-- BEGIN --

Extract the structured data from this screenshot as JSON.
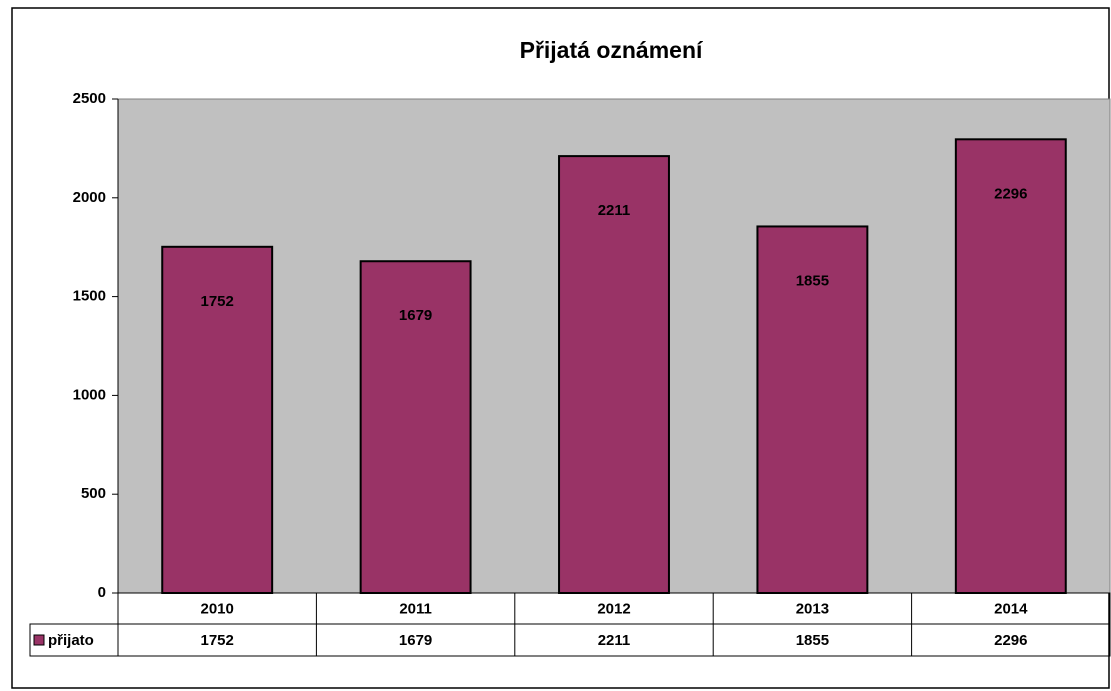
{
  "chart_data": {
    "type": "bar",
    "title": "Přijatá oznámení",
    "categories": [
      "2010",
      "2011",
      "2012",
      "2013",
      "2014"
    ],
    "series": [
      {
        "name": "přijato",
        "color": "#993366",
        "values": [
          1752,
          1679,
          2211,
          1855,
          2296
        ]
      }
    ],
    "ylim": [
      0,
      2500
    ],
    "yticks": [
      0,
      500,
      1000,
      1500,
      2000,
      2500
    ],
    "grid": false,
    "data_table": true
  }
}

-- END --

Task requirements
Return to the listing above and set it down exactly, leaving out its pictures.

Full response
Extract the structured data from this screenshot as JSON.
{
  "chart_data": {
    "type": "bar",
    "title": "Přijatá oznámení",
    "categories": [
      "2010",
      "2011",
      "2012",
      "2013",
      "2014"
    ],
    "series": [
      {
        "name": "přijato",
        "color": "#993366",
        "values": [
          1752,
          1679,
          2211,
          1855,
          2296
        ]
      }
    ],
    "ylim": [
      0,
      2500
    ],
    "yticks": [
      0,
      500,
      1000,
      1500,
      2000,
      2500
    ],
    "grid": false,
    "data_table": true
  }
}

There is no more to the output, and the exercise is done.